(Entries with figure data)
┌──

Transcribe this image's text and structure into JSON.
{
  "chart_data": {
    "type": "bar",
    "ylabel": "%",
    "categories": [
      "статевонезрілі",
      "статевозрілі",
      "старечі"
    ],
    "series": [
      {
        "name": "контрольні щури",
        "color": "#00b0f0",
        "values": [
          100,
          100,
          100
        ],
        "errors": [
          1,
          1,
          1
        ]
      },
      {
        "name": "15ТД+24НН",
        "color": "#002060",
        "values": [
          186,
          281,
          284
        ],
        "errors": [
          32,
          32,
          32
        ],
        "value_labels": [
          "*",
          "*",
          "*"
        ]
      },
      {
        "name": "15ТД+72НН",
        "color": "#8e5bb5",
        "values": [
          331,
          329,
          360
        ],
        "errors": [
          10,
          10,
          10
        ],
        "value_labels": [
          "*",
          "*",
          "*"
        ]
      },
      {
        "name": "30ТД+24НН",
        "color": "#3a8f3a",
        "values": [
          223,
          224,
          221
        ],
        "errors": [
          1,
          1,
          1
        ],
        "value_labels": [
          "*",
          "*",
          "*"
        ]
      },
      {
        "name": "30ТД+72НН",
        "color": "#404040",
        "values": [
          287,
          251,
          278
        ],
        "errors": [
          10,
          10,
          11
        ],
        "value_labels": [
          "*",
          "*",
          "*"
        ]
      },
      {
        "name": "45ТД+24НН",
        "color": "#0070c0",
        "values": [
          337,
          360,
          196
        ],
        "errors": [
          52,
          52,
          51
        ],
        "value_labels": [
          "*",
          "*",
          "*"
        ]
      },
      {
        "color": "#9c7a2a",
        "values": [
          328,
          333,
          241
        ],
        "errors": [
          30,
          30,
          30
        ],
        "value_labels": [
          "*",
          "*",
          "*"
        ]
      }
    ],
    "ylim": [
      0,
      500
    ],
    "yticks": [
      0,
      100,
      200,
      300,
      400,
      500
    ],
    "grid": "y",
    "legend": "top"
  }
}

└──

= What you are asked to do =
Using the data above, return each line exactly as written.

= Task answer =
Transcribe this image's text and structure into JSON.
{
  "chart_data": {
    "type": "bar",
    "ylabel": "%",
    "categories": [
      "статевонезрілі",
      "статевозрілі",
      "старечі"
    ],
    "series": [
      {
        "name": "контрольні щури",
        "color": "#00b0f0",
        "values": [
          100,
          100,
          100
        ],
        "errors": [
          1,
          1,
          1
        ]
      },
      {
        "name": "15ТД+24НН",
        "color": "#002060",
        "values": [
          186,
          281,
          284
        ],
        "errors": [
          32,
          32,
          32
        ],
        "value_labels": [
          "*",
          "*",
          "*"
        ]
      },
      {
        "name": "15ТД+72НН",
        "color": "#8e5bb5",
        "values": [
          331,
          329,
          360
        ],
        "errors": [
          10,
          10,
          10
        ],
        "value_labels": [
          "*",
          "*",
          "*"
        ]
      },
      {
        "name": "30ТД+24НН",
        "color": "#3a8f3a",
        "values": [
          223,
          224,
          221
        ],
        "errors": [
          1,
          1,
          1
        ],
        "value_labels": [
          "*",
          "*",
          "*"
        ]
      },
      {
        "name": "30ТД+72НН",
        "color": "#404040",
        "values": [
          287,
          251,
          278
        ],
        "errors": [
          10,
          10,
          11
        ],
        "value_labels": [
          "*",
          "*",
          "*"
        ]
      },
      {
        "name": "45ТД+24НН",
        "color": "#0070c0",
        "values": [
          337,
          360,
          196
        ],
        "errors": [
          52,
          52,
          51
        ],
        "value_labels": [
          "*",
          "*",
          "*"
        ]
      },
      {
        "color": "#9c7a2a",
        "values": [
          328,
          333,
          241
        ],
        "errors": [
          30,
          30,
          30
        ],
        "value_labels": [
          "*",
          "*",
          "*"
        ]
      }
    ],
    "ylim": [
      0,
      500
    ],
    "yticks": [
      0,
      100,
      200,
      300,
      400,
      500
    ],
    "grid": "y",
    "legend": "top"
  }
}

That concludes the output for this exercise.